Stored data
## start

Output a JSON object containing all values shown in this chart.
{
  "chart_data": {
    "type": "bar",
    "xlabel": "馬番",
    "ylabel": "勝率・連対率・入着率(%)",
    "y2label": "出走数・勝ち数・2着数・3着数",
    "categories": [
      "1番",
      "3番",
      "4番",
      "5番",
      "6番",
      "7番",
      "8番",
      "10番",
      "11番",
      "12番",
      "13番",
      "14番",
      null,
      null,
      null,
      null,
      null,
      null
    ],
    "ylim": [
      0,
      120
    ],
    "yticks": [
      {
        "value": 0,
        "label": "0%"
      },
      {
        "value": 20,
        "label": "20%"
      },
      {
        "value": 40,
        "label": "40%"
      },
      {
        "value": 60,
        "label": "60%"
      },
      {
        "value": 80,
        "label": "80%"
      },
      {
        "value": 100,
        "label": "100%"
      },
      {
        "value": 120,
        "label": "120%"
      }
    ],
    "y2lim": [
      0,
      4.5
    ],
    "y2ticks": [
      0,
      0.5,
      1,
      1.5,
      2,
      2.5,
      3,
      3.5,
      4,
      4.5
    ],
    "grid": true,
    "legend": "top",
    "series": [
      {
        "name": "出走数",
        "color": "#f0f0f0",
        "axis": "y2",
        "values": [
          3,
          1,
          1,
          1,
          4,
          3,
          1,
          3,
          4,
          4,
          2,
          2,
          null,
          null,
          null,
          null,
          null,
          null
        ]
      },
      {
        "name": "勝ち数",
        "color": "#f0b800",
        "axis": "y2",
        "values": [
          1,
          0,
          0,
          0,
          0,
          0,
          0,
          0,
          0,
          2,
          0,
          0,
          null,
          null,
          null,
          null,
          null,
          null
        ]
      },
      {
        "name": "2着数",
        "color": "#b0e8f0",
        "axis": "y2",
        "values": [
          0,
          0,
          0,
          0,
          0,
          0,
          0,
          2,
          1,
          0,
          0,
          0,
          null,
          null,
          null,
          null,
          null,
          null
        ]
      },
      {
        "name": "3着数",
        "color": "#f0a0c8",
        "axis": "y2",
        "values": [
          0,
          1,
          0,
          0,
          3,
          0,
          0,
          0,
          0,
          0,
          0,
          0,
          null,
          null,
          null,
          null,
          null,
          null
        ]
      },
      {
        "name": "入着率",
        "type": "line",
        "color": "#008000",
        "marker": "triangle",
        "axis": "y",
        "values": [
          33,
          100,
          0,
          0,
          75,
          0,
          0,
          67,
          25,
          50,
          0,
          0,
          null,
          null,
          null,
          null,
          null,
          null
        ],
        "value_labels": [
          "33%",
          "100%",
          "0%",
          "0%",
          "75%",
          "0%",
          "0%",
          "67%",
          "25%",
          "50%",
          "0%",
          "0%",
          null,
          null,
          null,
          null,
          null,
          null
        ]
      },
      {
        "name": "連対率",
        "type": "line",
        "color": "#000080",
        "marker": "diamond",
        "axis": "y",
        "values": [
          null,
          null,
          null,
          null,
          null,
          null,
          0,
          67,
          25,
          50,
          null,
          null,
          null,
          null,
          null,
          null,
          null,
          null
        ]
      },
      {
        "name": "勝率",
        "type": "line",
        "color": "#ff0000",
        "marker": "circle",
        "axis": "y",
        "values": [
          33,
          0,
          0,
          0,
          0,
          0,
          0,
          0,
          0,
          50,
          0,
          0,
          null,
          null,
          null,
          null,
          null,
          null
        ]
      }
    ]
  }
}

## end

* [What you should do] Read the data above. Pull out each line in which the string "name" appears.

* [Expected output]
        "name": "出走数",
        "name": "勝ち数",
        "name": "2着数",
        "name": "3着数",
        "name": "入着率",
        "name": "連対率",
        "name": "勝率",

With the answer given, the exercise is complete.